• [Your instructions] Return the whole listing, line for line, without the pictures in it.

• [Supplied material]
+-------+
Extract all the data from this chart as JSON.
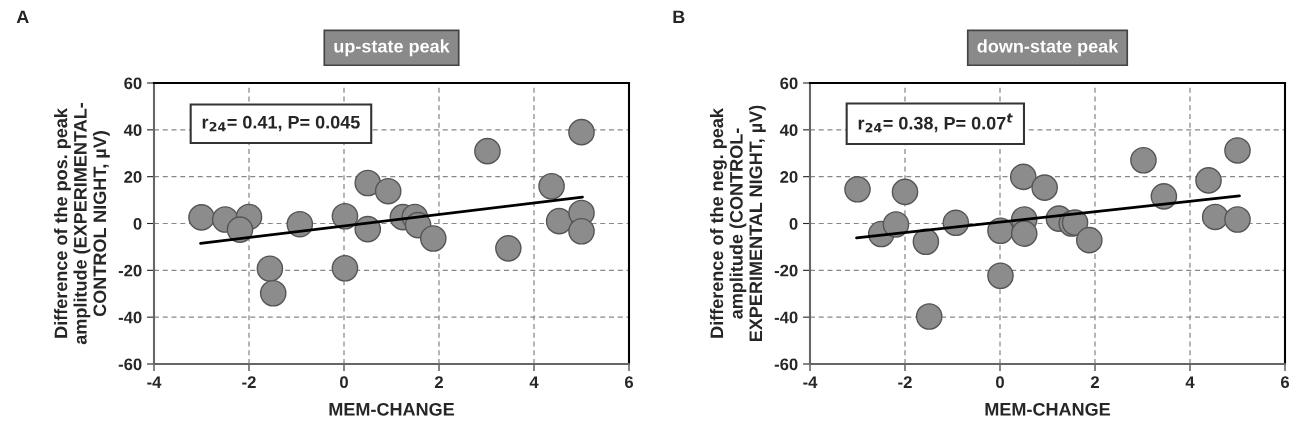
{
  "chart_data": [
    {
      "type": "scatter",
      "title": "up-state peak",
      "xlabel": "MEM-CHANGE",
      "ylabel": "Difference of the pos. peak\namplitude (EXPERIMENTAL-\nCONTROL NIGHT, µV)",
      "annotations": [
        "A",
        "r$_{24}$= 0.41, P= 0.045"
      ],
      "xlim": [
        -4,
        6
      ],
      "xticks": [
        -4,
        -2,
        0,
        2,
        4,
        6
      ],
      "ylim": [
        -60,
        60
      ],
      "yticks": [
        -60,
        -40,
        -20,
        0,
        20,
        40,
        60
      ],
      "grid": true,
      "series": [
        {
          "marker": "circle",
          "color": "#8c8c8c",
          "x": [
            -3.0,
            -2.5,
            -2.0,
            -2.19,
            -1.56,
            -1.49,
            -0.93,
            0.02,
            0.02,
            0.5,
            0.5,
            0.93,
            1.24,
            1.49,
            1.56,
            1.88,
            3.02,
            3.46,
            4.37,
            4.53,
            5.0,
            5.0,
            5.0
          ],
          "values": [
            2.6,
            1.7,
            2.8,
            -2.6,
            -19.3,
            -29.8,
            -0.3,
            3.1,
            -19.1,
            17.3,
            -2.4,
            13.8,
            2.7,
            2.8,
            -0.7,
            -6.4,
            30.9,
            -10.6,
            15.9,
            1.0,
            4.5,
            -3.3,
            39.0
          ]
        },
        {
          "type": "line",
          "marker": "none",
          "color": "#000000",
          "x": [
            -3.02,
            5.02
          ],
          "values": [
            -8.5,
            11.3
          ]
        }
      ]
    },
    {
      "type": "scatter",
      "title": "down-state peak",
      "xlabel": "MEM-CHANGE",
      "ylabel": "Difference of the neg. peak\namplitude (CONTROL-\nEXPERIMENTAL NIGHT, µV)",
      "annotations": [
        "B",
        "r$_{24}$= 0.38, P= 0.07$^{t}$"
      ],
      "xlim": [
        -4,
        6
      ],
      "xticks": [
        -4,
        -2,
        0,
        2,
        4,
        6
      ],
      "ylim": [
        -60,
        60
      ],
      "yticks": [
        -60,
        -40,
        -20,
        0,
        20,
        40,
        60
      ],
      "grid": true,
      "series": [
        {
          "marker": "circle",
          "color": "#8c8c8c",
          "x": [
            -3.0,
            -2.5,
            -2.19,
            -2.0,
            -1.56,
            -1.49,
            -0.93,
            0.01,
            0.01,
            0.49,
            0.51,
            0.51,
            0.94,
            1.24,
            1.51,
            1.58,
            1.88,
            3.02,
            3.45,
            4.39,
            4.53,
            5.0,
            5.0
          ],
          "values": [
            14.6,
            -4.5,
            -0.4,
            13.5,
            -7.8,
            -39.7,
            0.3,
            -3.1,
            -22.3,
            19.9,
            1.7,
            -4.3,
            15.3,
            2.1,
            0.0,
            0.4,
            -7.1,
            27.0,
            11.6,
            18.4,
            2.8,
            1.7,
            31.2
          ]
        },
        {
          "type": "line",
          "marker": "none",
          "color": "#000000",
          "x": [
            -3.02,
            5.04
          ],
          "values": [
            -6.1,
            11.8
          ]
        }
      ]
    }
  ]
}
+-------+
• [Response below]
Extract all the data from this chart as JSON.
{
  "chart_data": [
    {
      "type": "scatter",
      "title": "up-state peak",
      "xlabel": "MEM-CHANGE",
      "ylabel": "Difference of the pos. peak\namplitude (EXPERIMENTAL-\nCONTROL NIGHT, µV)",
      "annotations": [
        "A",
        "r$_{24}$= 0.41, P= 0.045"
      ],
      "xlim": [
        -4,
        6
      ],
      "xticks": [
        -4,
        -2,
        0,
        2,
        4,
        6
      ],
      "ylim": [
        -60,
        60
      ],
      "yticks": [
        -60,
        -40,
        -20,
        0,
        20,
        40,
        60
      ],
      "grid": true,
      "series": [
        {
          "marker": "circle",
          "color": "#8c8c8c",
          "x": [
            -3.0,
            -2.5,
            -2.0,
            -2.19,
            -1.56,
            -1.49,
            -0.93,
            0.02,
            0.02,
            0.5,
            0.5,
            0.93,
            1.24,
            1.49,
            1.56,
            1.88,
            3.02,
            3.46,
            4.37,
            4.53,
            5.0,
            5.0,
            5.0
          ],
          "values": [
            2.6,
            1.7,
            2.8,
            -2.6,
            -19.3,
            -29.8,
            -0.3,
            3.1,
            -19.1,
            17.3,
            -2.4,
            13.8,
            2.7,
            2.8,
            -0.7,
            -6.4,
            30.9,
            -10.6,
            15.9,
            1.0,
            4.5,
            -3.3,
            39.0
          ]
        },
        {
          "type": "line",
          "marker": "none",
          "color": "#000000",
          "x": [
            -3.02,
            5.02
          ],
          "values": [
            -8.5,
            11.3
          ]
        }
      ]
    },
    {
      "type": "scatter",
      "title": "down-state peak",
      "xlabel": "MEM-CHANGE",
      "ylabel": "Difference of the neg. peak\namplitude (CONTROL-\nEXPERIMENTAL NIGHT, µV)",
      "annotations": [
        "B",
        "r$_{24}$= 0.38, P= 0.07$^{t}$"
      ],
      "xlim": [
        -4,
        6
      ],
      "xticks": [
        -4,
        -2,
        0,
        2,
        4,
        6
      ],
      "ylim": [
        -60,
        60
      ],
      "yticks": [
        -60,
        -40,
        -20,
        0,
        20,
        40,
        60
      ],
      "grid": true,
      "series": [
        {
          "marker": "circle",
          "color": "#8c8c8c",
          "x": [
            -3.0,
            -2.5,
            -2.19,
            -2.0,
            -1.56,
            -1.49,
            -0.93,
            0.01,
            0.01,
            0.49,
            0.51,
            0.51,
            0.94,
            1.24,
            1.51,
            1.58,
            1.88,
            3.02,
            3.45,
            4.39,
            4.53,
            5.0,
            5.0
          ],
          "values": [
            14.6,
            -4.5,
            -0.4,
            13.5,
            -7.8,
            -39.7,
            0.3,
            -3.1,
            -22.3,
            19.9,
            1.7,
            -4.3,
            15.3,
            2.1,
            0.0,
            0.4,
            -7.1,
            27.0,
            11.6,
            18.4,
            2.8,
            1.7,
            31.2
          ]
        },
        {
          "type": "line",
          "marker": "none",
          "color": "#000000",
          "x": [
            -3.02,
            5.04
          ],
          "values": [
            -6.1,
            11.8
          ]
        }
      ]
    }
  ]
}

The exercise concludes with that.